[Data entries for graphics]

----------------

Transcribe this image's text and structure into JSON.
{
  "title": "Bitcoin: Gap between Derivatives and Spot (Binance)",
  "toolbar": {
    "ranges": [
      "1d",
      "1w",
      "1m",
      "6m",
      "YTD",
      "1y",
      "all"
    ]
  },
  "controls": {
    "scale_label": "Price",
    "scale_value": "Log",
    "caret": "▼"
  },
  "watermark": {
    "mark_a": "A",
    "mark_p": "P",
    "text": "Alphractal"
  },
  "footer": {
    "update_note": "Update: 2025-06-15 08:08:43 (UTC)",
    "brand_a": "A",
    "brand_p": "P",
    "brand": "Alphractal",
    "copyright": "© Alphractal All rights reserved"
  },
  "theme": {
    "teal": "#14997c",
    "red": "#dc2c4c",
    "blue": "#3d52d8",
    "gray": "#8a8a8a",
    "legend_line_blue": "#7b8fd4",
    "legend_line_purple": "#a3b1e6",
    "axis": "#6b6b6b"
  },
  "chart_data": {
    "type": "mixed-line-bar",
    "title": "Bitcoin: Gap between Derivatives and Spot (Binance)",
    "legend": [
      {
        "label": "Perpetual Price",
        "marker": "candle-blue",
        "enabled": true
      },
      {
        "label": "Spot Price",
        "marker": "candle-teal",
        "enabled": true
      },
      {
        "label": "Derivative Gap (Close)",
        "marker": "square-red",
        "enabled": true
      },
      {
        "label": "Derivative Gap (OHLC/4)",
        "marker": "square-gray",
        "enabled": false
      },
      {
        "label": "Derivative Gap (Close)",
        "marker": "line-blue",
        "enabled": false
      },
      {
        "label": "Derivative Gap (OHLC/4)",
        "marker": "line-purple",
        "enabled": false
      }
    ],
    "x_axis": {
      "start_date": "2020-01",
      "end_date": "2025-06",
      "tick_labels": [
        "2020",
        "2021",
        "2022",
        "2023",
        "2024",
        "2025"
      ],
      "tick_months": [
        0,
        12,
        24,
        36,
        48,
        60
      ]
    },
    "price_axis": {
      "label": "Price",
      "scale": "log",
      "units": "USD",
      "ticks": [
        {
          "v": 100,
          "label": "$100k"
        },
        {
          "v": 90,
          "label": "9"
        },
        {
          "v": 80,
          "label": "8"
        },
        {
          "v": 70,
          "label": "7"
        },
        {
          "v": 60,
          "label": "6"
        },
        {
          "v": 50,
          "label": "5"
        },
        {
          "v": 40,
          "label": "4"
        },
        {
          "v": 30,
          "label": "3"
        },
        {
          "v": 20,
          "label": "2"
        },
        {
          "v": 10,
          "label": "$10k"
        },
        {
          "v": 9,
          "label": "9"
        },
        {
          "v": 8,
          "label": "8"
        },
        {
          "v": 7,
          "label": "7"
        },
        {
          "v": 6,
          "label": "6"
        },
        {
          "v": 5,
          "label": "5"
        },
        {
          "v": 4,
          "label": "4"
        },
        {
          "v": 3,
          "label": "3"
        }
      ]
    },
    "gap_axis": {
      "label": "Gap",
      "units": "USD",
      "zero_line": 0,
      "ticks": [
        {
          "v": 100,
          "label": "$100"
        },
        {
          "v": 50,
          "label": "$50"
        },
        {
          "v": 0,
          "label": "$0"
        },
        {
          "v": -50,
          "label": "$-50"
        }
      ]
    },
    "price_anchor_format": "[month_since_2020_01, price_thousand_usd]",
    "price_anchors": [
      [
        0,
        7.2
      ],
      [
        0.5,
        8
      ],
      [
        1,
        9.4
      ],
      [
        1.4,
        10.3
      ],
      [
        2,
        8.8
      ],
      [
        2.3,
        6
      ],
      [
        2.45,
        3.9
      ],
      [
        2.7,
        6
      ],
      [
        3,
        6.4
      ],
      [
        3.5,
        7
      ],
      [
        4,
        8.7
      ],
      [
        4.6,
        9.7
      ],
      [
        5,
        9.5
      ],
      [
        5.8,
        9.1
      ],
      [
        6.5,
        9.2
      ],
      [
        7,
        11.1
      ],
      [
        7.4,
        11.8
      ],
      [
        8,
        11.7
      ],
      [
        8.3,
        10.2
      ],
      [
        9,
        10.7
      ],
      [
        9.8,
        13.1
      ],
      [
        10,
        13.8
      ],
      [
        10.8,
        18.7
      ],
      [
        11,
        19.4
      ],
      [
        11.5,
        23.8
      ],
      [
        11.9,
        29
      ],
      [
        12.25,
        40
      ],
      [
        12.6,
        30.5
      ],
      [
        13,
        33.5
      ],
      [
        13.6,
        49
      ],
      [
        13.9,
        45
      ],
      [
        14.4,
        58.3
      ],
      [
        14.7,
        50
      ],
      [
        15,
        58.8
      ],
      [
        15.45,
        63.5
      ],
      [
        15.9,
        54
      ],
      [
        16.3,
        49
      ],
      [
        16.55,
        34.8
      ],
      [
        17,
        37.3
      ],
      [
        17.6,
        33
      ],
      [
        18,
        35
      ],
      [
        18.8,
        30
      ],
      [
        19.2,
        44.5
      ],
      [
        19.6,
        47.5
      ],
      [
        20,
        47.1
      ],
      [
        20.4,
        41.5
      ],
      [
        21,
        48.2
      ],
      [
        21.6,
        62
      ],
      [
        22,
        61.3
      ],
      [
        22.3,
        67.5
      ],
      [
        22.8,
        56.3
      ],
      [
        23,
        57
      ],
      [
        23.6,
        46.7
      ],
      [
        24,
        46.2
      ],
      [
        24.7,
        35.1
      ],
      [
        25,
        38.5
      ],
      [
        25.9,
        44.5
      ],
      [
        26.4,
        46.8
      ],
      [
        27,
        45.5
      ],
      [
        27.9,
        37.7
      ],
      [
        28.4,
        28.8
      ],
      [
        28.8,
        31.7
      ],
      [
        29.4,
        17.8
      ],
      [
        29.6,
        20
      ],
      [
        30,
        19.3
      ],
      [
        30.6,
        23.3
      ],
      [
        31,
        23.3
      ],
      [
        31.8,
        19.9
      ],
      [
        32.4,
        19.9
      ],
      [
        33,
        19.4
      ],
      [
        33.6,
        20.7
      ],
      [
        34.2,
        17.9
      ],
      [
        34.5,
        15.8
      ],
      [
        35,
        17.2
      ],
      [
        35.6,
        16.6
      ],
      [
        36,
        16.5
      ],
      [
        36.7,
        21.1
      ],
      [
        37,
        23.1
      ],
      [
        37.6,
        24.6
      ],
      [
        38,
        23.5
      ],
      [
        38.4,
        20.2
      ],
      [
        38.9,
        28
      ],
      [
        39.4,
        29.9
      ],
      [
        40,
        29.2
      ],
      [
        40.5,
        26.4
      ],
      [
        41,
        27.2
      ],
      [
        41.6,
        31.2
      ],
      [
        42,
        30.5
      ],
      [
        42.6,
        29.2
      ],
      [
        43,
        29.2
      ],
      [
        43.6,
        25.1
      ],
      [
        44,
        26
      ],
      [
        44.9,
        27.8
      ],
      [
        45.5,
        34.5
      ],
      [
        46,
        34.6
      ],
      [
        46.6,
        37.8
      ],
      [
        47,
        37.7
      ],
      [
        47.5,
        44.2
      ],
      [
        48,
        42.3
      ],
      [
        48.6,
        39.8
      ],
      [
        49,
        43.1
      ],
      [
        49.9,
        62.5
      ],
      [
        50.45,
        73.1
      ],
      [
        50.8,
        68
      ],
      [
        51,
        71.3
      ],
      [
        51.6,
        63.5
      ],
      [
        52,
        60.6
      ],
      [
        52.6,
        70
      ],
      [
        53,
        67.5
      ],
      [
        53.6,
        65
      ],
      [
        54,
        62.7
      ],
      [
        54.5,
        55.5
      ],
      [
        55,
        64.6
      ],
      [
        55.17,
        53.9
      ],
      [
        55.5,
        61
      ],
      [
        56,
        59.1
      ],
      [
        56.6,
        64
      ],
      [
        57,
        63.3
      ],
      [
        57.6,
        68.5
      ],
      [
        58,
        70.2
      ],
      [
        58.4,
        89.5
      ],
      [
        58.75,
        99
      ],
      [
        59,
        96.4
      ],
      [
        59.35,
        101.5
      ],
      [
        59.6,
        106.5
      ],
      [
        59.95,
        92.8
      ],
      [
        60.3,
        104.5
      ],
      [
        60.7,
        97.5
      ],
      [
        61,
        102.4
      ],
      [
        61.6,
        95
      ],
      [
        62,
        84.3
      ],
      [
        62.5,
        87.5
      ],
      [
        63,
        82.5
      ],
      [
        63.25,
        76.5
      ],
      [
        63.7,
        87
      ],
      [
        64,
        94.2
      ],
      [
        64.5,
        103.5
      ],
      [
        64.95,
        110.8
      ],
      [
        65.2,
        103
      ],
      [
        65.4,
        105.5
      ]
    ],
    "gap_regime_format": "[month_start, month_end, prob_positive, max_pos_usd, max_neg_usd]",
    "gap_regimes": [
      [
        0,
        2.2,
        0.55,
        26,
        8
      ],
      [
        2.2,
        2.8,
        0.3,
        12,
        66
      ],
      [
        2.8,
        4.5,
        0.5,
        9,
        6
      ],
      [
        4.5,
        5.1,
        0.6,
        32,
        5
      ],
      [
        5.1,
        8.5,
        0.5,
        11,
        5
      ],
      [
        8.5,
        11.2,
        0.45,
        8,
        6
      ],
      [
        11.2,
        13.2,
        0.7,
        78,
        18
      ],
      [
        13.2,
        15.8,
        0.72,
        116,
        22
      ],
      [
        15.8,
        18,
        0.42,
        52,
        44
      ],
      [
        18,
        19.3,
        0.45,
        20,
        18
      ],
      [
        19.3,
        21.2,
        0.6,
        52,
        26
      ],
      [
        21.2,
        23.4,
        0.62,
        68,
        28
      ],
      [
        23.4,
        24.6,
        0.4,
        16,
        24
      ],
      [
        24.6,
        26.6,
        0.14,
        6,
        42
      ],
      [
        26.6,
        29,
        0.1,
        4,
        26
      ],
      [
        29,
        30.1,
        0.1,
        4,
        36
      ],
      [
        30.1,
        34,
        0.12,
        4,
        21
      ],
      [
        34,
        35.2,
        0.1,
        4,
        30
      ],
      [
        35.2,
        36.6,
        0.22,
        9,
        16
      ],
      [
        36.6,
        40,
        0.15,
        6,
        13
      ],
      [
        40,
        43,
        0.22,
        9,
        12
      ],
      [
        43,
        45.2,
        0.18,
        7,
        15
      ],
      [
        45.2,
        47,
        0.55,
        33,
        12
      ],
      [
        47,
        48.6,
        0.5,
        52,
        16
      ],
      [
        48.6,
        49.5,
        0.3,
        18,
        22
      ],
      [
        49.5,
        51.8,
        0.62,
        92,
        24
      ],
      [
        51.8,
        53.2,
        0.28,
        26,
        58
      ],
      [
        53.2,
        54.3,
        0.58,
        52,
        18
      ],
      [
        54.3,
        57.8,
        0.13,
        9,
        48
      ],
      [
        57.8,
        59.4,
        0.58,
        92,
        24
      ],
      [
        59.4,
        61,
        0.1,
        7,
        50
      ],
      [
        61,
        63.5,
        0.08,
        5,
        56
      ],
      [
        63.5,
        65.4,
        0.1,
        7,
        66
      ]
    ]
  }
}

----------------

_Instruction_. Search the records above for "Derivatives". Copy each line where it is found.

_Output for this exercise_.
  "title": "Bitcoin: Gap between Derivatives and Spot (Binance)",
    "title": "Bitcoin: Gap between Derivatives and Spot (Binance)",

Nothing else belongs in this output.